* [ASSIGNMENT]:
Return all lines below containing the word "limpieza".

****************

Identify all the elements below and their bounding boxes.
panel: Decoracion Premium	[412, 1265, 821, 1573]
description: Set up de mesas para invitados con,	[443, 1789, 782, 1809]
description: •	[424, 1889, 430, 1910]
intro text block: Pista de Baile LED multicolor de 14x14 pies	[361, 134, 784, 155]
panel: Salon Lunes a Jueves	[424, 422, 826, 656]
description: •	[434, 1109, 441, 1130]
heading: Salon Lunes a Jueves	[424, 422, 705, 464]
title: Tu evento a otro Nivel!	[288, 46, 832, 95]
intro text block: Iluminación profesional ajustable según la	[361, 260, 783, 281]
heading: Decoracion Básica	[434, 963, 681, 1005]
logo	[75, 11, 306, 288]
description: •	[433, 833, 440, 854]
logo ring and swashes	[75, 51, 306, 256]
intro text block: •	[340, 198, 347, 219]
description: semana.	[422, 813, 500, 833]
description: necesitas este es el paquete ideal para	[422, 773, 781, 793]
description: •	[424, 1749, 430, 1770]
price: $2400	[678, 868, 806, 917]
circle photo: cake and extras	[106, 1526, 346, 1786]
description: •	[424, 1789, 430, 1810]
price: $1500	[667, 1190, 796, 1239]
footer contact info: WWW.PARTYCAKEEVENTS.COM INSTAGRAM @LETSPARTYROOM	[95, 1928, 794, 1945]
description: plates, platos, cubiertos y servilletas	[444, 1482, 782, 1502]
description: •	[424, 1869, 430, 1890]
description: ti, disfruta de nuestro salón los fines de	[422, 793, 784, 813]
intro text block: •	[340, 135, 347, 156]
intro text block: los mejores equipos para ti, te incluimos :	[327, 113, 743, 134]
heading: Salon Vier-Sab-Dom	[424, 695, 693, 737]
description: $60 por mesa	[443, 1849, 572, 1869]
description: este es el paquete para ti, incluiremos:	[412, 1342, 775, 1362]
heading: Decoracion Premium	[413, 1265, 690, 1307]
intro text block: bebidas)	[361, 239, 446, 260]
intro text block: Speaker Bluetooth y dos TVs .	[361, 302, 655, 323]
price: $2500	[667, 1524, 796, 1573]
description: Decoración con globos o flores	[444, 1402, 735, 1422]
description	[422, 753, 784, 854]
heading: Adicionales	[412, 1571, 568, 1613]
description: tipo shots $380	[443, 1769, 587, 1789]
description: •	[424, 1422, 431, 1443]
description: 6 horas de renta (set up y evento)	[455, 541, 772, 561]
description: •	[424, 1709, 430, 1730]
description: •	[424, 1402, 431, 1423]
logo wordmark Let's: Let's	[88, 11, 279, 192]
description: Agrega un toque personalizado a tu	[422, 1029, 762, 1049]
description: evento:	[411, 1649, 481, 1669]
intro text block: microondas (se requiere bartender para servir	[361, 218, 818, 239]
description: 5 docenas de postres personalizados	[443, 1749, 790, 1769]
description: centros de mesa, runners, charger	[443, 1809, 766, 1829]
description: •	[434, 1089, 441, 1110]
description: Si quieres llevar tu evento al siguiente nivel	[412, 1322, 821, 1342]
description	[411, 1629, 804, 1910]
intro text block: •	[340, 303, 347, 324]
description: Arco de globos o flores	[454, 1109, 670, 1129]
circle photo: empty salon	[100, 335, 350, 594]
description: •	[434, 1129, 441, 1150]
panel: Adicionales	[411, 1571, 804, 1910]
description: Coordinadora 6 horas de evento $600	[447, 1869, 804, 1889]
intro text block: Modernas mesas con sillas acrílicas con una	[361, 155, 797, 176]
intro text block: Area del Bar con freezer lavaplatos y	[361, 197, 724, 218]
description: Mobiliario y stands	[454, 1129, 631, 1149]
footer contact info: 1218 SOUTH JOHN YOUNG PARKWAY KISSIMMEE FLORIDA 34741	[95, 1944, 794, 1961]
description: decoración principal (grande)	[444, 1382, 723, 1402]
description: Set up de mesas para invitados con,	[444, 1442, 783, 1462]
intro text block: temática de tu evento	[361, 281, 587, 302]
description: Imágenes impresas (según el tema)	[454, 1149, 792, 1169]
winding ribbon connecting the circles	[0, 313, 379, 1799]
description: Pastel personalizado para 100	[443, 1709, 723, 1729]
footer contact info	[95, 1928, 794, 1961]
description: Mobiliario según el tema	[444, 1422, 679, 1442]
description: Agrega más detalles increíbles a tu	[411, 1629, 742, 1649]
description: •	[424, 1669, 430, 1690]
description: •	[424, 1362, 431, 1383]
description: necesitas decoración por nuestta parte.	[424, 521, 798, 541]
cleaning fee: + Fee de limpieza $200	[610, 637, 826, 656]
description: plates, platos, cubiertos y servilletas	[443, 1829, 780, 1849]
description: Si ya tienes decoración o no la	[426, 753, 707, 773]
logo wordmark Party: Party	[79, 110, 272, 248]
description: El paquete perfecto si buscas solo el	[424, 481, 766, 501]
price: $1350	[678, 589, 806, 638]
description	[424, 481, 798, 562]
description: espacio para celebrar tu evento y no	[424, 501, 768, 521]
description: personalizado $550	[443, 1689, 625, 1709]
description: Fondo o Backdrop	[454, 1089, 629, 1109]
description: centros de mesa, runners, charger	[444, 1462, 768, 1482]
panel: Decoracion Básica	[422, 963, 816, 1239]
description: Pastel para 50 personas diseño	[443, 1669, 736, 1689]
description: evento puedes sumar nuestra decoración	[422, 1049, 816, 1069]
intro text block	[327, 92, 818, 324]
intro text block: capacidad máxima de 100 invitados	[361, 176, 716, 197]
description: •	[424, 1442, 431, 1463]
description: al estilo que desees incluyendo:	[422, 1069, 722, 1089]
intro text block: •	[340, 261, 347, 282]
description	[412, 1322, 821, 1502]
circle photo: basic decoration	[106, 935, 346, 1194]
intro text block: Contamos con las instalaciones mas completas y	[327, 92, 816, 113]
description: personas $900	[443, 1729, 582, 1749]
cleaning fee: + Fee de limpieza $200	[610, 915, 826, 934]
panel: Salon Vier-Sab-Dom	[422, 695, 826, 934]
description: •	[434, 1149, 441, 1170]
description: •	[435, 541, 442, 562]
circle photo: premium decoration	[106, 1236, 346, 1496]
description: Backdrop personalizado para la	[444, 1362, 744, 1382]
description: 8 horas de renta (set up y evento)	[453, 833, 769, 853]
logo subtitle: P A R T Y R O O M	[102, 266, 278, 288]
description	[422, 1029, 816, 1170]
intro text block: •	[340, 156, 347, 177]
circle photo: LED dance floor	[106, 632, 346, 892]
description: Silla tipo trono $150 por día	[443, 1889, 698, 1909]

****************

* [ANSWER TO THE EXERCISE]:
cleaning fee: + Fee de limpieza $200	[610, 637, 826, 656]
cleaning fee: + Fee de limpieza $200	[610, 915, 826, 934]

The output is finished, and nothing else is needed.